PROVIDED TEXT:
begin

- Born: November 17, 1974 (age 51) Ljubanci, SR Macedonia, SFR Yugoslavia
- Education: Goce Delčev University of Štip
- Political party: VMRO-DPMNE
- Spouse: Sonja Veličkova
- Children: 3
- Allegiance: Macedonia
- Branch: Macedonian Police
- Service years: 2001
- Unit: Tigers (Tigri)
- Conflicts: Insurgency in the Republic of Macedonia Ljuboten incident;
- Criminal status: Released
- Convictions: War crimes (Murder, wanton destruction and cruel treatment)
- Trial: International Criminal Tribunal for the Former Yugoslavia
- Criminal penalty: 12 years

= Johan Tarčulovski =

Macedonian war criminal

Johan Tarčulovski (born November 17, 1974) is a Macedonian convicted war criminal, former police commander, and politician. Tarčulovski was convicted for murder, wanton destruction and cruel treatment in Ljuboten during the 2001 conflict by the International Criminal Tribunal for the Former Yugoslavia (ICTY). He is the only Macedonian who was convicted for war crimes by the Hague Tribunal. Among his political roles, he was a security inspector for Macedonian president Boris Trajkovski and served as a member of parliament.

==Life==
Tarčulovski was born in the village Ljubanci near Skopje in Butel Municipality on November 17, 1974. He and his wife, Sonja (née Veličkova), a Macedonian folk singer, have three children. He served as an inspector in the Security Service of Macedonian president Boris Trajkovski. Tarčulovski led a police operation on August 12, 2001, in Ljuboten in retaliation of a mine attack of Macedonian soldiers near Ljuboten two days earlier. Tarčulovski was indicted, along with Ljube Boškoski, on March 15, 2005. He and Boškoski were the only Macedonian citizens to be prosecuted at the Hague Tribunal for events during the 2001 insurgency in Macedonia. After the indictment, there was little public reaction in Macedonia. Macedonian authorities arrested him and extradited him to The Hague on March 16, 2005.

He was brought before the international court in The Hague. Tarčulovski pled not guilty on April 18, 2005. On July 10, 2008, he was convicted and sentenced to 12 years in prison (including time spent in custody), as the trial chamber found him guilty of "ordering, planning and instigating the murder of three ethnic Albanian civilians in the village of Ljuboten, the wanton destruction of 12 houses or other property and the cruel treatment of 13 ethnic Albanian civilians". However, the chamber also found that Tarčulovski was also acting under a superior's orders during the operation. The presiding judge stated: "The evidence does not enable the person or persons responsible for the orders to Johan Tarculovski to be identified. The circumstances confirm it was a person or persons superior to him." The chamber also did not find him as responsible for four other deaths. With his conviction, he became the only Macedonian to be convicted for war crimes by the Hague Tribunal.

end

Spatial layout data
begin

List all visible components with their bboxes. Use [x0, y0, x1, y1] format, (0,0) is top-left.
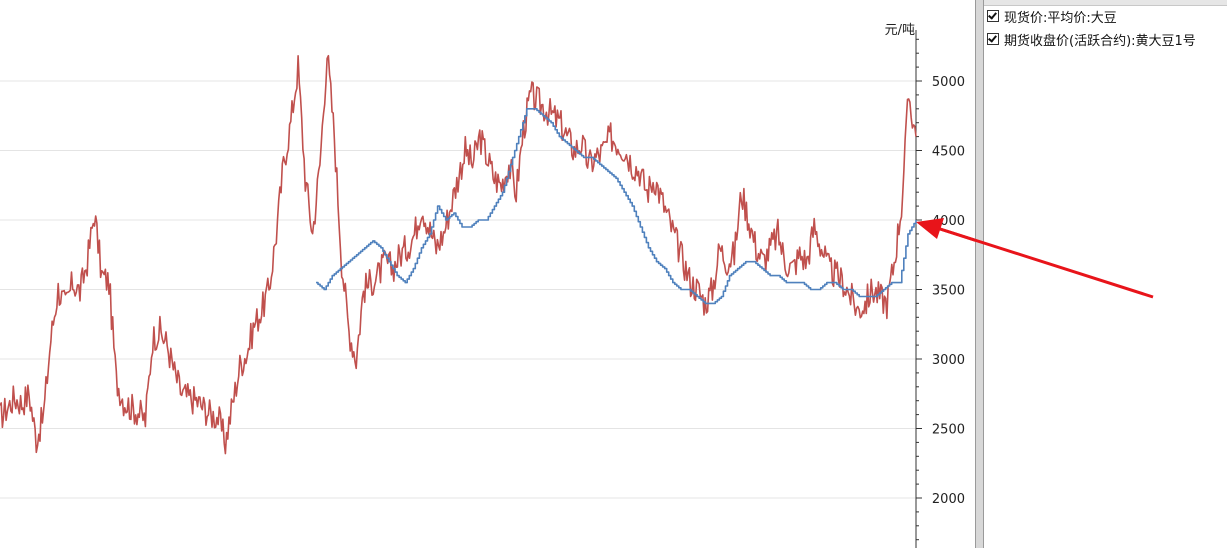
- legend-header: [984, 0, 1227, 6]
- series-line-futures-close: [0, 54, 917, 455]
- chart-area: 2000 2500 3000 3500 4000 4500 5000 元/吨: [0, 23, 975, 548]
- gridlines: [0, 80, 916, 499]
- legend-item-spot-price[interactable]: 现货价:平均价:大豆: [987, 7, 1117, 26]
- checkbox-icon[interactable]: [987, 10, 999, 22]
- legend-item-futures-close[interactable]: 期货收盘价(活跃合约):黄大豆1号: [987, 30, 1196, 49]
- y-tick-label: 2500: [932, 423, 965, 438]
- y-tick-label: 3500: [932, 284, 965, 299]
- series-lines: [0, 54, 917, 455]
- legend-panel: 现货价:平均价:大豆 期货收盘价(活跃合约):黄大豆1号: [984, 0, 1227, 548]
- y-tick-label: 2000: [932, 492, 965, 507]
- legend-label: 期货收盘价(活跃合约):黄大豆1号: [1004, 33, 1196, 49]
- y-tick-label: 4500: [932, 145, 965, 160]
- y-axis-unit-label: 元/吨: [885, 23, 915, 38]
- panel-splitter[interactable]: [975, 0, 984, 548]
- red-arrow-head: [918, 219, 942, 237]
- y-tick-label: 3000: [932, 353, 965, 368]
- legend-label: 现货价:平均价:大豆: [1004, 10, 1117, 26]
- y-tick-label: 5000: [932, 75, 965, 90]
- series-line-spot-price: [316, 108, 917, 305]
- checkbox-icon[interactable]: [987, 33, 999, 45]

end

GIVEN EXERCISE 1: List every full calendar date (day, month, and year) mentioned in the article on Johan Tarčulovski, giving each distinct date once.
GIVEN EXERCISE 2: In the listing, copy out the lines from the line with "- legend-header: [984, 0, 1227, 6]" to the line with "- legend-label: 期货收盘价(活跃合约):黄大豆1号: [1004, 33, 1196, 49]".

TASK ANSWER 1:
- November 17, 1974
- August 12, 2001
- March 15, 2005
- March 16, 2005
- April 18, 2005
- July 10, 2008

TASK ANSWER 2:
- legend-header: [984, 0, 1227, 6]
- series-line-futures-close: [0, 54, 917, 455]
- chart-area: 2000 2500 3000 3500 4000 4500 5000 元/吨: [0, 23, 975, 548]
- gridlines: [0, 80, 916, 499]
- legend-item-spot-price[interactable]: 现货价:平均价:大豆: [987, 7, 1117, 26]
- checkbox-icon[interactable]: [987, 10, 999, 22]
- legend-item-futures-close[interactable]: 期货收盘价(活跃合约):黄大豆1号: [987, 30, 1196, 49]
- y-tick-label: 2500: [932, 423, 965, 438]
- y-tick-label: 3500: [932, 284, 965, 299]
- series-lines: [0, 54, 917, 455]
- legend-panel: 现货价:平均价:大豆 期货收盘价(活跃合约):黄大豆1号: [984, 0, 1227, 548]
- y-tick-label: 2000: [932, 492, 965, 507]
- legend-label: 期货收盘价(活跃合约):黄大豆1号: [1004, 33, 1196, 49]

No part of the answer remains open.